▸ Petunjuk Tugas:
Sebutkan jumlah baris dalam data di bawah ini yang memuat kata "marker", dengan membedakan huruf besar dan huruf kecil. Tuliskan angkanya saja.

▸ Data yang Diberikan:
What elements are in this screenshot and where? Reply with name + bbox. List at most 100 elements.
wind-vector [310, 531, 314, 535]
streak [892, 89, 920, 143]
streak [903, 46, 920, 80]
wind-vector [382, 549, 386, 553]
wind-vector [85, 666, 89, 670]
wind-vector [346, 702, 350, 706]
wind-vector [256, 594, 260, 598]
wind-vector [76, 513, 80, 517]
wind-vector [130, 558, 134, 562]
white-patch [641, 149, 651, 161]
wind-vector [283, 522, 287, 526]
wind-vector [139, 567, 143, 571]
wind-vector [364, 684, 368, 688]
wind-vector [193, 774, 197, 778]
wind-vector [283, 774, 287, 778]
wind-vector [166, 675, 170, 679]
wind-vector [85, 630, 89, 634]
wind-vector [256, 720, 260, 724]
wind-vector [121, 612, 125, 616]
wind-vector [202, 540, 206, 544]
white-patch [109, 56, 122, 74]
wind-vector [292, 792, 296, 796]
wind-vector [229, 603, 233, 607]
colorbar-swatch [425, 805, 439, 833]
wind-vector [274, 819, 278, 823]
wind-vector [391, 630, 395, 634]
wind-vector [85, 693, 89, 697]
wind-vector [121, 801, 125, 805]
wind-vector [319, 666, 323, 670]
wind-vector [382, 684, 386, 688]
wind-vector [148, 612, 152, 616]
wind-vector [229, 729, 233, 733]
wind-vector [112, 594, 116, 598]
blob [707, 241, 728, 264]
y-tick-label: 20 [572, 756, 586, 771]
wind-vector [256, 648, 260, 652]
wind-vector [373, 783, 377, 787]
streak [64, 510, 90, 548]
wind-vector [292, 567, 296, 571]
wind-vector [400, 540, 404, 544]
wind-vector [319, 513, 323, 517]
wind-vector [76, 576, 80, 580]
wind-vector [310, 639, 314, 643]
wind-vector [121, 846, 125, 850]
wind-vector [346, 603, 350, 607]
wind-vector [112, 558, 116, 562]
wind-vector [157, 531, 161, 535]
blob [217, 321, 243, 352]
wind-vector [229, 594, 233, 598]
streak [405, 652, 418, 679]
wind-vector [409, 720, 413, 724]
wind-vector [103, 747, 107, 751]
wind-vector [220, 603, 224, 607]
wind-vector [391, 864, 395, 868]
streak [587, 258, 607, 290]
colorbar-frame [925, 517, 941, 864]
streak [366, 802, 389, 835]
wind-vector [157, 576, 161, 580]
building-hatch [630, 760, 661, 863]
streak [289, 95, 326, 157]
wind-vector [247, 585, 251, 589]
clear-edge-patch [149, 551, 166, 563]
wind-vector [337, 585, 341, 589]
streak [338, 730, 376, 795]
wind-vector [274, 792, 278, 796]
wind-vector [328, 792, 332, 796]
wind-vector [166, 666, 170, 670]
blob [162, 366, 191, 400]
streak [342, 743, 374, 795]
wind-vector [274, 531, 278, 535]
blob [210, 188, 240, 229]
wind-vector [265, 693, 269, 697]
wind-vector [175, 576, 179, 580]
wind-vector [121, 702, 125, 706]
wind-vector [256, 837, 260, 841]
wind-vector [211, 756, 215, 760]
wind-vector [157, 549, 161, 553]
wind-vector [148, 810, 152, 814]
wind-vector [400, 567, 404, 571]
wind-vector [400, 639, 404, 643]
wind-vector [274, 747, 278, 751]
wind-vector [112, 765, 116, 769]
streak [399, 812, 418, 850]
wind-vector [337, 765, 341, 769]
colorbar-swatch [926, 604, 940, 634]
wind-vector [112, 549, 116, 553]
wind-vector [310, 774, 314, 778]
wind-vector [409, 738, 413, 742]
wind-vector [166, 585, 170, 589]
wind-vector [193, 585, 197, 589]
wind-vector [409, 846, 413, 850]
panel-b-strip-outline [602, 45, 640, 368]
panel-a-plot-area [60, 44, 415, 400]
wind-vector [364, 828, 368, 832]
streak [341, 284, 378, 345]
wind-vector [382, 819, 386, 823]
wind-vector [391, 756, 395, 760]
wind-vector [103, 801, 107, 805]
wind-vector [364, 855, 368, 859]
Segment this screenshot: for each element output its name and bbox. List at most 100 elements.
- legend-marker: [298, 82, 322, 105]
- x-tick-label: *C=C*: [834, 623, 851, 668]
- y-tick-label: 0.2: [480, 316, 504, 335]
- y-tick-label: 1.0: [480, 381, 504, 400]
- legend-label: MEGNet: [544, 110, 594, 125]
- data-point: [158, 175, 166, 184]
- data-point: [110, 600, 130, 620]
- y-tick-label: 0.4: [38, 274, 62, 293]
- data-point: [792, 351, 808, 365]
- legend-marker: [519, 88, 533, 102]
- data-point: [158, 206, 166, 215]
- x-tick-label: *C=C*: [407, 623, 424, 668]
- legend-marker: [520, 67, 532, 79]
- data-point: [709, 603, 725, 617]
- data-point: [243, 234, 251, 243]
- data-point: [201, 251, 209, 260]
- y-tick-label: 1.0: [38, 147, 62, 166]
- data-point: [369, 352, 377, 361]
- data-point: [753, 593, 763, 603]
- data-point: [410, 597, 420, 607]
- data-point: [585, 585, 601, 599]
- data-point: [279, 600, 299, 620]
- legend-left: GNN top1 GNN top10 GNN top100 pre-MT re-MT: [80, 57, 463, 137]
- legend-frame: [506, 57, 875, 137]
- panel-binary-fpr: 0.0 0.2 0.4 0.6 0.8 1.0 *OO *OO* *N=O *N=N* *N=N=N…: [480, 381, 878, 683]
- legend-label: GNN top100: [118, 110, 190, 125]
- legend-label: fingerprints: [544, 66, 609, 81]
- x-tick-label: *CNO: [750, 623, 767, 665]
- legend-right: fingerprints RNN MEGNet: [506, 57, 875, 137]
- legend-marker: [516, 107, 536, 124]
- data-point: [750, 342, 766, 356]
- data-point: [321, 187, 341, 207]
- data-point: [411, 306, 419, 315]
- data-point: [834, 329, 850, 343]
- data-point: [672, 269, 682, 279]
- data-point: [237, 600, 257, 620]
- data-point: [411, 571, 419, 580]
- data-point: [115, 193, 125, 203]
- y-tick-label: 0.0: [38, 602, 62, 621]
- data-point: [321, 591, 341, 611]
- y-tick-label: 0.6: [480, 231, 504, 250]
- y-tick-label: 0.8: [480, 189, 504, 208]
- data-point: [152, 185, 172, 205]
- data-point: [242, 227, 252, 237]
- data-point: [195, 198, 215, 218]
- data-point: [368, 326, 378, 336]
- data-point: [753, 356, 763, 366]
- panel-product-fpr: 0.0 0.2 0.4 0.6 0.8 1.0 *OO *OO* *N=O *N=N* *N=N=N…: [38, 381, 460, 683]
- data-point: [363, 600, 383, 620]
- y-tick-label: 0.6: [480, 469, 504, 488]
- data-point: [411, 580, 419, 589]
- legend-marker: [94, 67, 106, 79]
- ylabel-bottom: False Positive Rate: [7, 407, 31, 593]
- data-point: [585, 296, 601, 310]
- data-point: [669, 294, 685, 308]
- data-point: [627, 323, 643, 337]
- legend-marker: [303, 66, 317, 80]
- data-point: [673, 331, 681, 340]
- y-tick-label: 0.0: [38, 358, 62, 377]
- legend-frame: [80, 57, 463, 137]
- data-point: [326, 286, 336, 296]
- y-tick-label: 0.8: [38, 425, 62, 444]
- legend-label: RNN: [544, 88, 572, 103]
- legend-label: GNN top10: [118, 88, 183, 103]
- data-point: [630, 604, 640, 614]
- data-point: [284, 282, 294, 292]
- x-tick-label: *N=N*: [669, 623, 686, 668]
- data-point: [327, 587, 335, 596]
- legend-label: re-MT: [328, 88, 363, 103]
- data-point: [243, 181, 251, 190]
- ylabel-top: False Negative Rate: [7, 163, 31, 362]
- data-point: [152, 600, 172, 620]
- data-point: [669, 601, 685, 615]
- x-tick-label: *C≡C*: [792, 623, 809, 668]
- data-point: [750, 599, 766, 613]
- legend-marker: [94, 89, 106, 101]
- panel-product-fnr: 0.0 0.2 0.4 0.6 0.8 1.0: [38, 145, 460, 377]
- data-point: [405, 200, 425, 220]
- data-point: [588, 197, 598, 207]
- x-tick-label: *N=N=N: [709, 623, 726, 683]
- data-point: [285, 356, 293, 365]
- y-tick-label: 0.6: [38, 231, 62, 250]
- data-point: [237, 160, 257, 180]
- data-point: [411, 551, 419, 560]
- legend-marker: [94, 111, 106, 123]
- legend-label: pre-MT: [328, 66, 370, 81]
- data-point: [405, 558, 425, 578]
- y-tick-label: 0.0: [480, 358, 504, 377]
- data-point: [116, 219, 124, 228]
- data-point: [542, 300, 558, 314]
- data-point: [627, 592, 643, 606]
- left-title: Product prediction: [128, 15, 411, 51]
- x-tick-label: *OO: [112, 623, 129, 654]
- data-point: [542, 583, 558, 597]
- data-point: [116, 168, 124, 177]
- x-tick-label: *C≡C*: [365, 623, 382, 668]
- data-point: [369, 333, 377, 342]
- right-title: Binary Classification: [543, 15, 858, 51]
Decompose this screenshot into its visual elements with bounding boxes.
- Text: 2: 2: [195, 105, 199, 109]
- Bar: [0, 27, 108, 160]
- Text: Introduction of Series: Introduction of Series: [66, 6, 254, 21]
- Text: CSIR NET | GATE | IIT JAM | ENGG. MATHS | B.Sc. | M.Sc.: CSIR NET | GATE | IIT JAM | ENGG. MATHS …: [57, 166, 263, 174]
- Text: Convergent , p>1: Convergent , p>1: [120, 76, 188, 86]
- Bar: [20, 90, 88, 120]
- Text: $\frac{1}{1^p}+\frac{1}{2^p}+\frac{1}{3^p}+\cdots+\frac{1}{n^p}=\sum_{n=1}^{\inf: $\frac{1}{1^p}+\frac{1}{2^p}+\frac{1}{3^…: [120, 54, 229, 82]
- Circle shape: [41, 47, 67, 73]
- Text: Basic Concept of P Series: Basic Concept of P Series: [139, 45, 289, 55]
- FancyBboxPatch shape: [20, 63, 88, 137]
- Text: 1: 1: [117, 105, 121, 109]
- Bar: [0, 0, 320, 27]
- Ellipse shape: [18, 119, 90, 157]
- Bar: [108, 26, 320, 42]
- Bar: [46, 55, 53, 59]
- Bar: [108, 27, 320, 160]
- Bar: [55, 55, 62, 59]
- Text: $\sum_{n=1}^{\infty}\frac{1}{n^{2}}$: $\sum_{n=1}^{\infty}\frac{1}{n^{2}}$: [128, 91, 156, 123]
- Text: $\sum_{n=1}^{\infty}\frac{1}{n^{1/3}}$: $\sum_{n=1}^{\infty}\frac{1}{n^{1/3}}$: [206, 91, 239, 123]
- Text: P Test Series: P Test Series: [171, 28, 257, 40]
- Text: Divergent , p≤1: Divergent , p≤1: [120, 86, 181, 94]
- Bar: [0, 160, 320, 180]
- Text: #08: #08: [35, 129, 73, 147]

▸ Jawaban Soal:
8